## Given exercise
Search the data for the word "document" and copy every line where it occurs.

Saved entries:
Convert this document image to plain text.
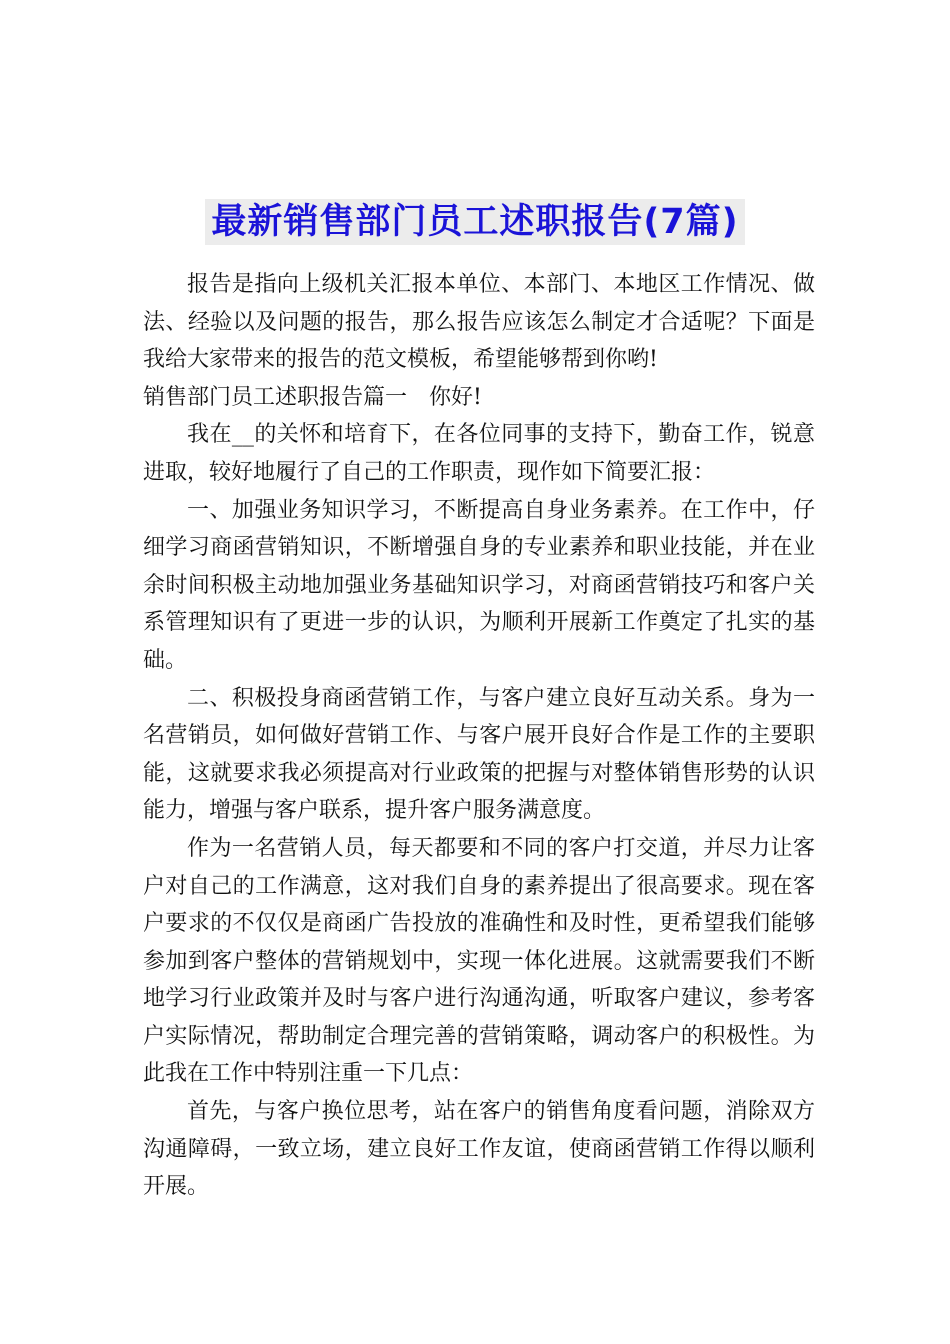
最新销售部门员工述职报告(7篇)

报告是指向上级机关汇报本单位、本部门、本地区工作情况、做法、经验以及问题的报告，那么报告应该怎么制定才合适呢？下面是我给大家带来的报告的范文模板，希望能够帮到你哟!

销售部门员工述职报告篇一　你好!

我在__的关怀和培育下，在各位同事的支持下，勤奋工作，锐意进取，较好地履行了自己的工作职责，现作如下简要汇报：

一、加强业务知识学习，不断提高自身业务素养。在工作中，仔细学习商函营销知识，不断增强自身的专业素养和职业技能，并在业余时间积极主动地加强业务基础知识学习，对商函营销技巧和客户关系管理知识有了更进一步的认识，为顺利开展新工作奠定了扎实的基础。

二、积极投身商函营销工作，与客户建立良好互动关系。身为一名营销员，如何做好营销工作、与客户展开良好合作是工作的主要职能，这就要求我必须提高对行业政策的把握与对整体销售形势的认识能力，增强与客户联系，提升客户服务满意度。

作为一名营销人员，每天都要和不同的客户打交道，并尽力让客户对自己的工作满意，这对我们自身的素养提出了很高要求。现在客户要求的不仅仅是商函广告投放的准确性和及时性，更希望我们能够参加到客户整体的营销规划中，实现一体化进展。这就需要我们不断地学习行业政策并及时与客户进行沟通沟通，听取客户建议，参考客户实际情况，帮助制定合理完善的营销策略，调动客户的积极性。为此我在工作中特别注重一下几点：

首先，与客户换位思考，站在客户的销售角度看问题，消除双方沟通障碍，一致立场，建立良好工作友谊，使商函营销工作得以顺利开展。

--

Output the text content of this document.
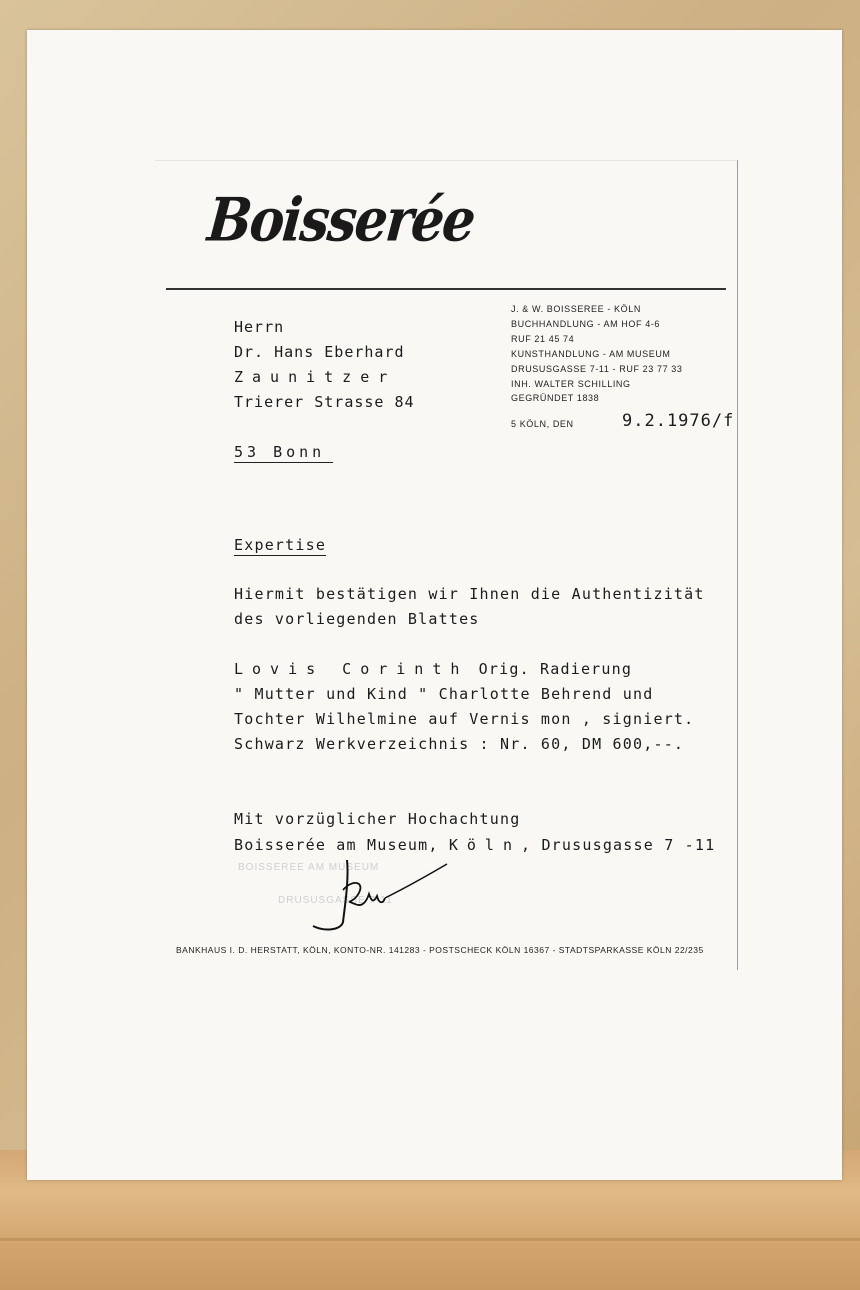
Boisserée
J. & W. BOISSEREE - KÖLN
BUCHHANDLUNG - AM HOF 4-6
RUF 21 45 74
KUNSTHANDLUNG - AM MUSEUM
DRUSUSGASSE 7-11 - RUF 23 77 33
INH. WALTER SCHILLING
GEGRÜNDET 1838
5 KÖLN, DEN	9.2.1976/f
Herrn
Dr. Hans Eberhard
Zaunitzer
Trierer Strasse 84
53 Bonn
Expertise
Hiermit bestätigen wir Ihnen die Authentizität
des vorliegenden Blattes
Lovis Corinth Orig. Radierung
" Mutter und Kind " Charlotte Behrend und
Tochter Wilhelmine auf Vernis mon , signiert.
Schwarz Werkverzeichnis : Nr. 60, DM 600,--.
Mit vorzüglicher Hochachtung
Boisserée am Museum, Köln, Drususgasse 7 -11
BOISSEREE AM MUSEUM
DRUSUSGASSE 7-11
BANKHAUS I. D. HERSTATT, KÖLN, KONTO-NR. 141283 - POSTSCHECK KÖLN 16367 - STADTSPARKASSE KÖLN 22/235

## Worked answer
Convert this document image to plain text.
Output the text content of this document.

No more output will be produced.